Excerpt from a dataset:
(begin)

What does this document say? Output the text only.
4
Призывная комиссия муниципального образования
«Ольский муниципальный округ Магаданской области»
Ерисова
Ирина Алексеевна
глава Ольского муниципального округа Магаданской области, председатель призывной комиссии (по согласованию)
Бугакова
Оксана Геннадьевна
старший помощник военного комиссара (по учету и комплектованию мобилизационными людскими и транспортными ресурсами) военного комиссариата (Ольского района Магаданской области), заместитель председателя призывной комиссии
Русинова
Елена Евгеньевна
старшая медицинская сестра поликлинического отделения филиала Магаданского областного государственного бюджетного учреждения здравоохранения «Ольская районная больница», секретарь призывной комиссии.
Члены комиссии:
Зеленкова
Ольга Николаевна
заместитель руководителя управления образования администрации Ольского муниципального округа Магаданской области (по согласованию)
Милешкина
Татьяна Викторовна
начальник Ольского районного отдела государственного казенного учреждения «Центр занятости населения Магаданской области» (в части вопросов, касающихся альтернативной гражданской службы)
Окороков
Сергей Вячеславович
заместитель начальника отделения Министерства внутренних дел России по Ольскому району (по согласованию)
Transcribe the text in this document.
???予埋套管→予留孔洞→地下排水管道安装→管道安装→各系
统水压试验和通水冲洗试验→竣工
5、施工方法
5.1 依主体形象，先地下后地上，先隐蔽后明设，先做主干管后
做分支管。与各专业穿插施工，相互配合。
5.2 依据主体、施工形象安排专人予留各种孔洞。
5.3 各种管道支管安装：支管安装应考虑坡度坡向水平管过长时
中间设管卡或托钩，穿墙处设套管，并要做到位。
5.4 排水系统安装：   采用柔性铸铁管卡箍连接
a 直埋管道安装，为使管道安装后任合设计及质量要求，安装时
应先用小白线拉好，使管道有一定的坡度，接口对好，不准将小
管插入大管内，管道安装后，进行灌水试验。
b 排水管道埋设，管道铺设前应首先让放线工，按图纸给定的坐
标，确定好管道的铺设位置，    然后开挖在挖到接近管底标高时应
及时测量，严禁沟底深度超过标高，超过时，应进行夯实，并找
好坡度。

(end)

:: CHALLENGE ::
Set every line of the listing down word for word.

:: FINISHED TASK ::
What does this document say? Output the text only.
4
Призывная комиссия муниципального образования
«Ольский муниципальный округ Магаданской области»
Ерисова
Ирина Алексеевна
глава Ольского муниципального округа Магаданской области, председатель призывной комиссии (по согласованию)
Бугакова
Оксана Геннадьевна
старший помощник военного комиссара (по учету и комплектованию мобилизационными людскими и транспортными ресурсами) военного комиссариата (Ольского района Магаданской области), заместитель председателя призывной комиссии
Русинова
Елена Евгеньевна
старшая медицинская сестра поликлинического отделения филиала Магаданского областного государственного бюджетного учреждения здравоохранения «Ольская районная больница», секретарь призывной комиссии.
Члены комиссии:
Зеленкова
Ольга Николаевна
заместитель руководителя управления образования администрации Ольского муниципального округа Магаданской области (по согласованию)
Милешкина
Татьяна Викторовна
начальник Ольского районного отдела государственного казенного учреждения «Центр занятости населения Магаданской области» (в части вопросов, касающихся альтернативной гражданской службы)
Окороков
Сергей Вячеславович
заместитель начальника отделения Министерства внутренних дел России по Ольскому району (по согласованию)
Transcribe the text in this document.
???予埋套管→予留孔洞→地下排水管道安装→管道安装→各系
统水压试验和通水冲洗试验→竣工
5、施工方法
5.1 依主体形象，先地下后地上，先隐蔽后明设，先做主干管后
做分支管。与各专业穿插施工，相互配合。
5.2 依据主体、施工形象安排专人予留各种孔洞。
5.3 各种管道支管安装：支管安装应考虑坡度坡向水平管过长时
中间设管卡或托钩，穿墙处设套管，并要做到位。
5.4 排水系统安装：   采用柔性铸铁管卡箍连接
a 直埋管道安装，为使管道安装后任合设计及质量要求，安装时
应先用小白线拉好，使管道有一定的坡度，接口对好，不准将小
管插入大管内，管道安装后，进行灌水试验。
b 排水管道埋设，管道铺设前应首先让放线工，按图纸给定的坐
标，确定好管道的铺设位置，    然后开挖在挖到接近管底标高时应
及时测量，严禁沟底深度超过标高，超过时，应进行夯实，并找
好坡度。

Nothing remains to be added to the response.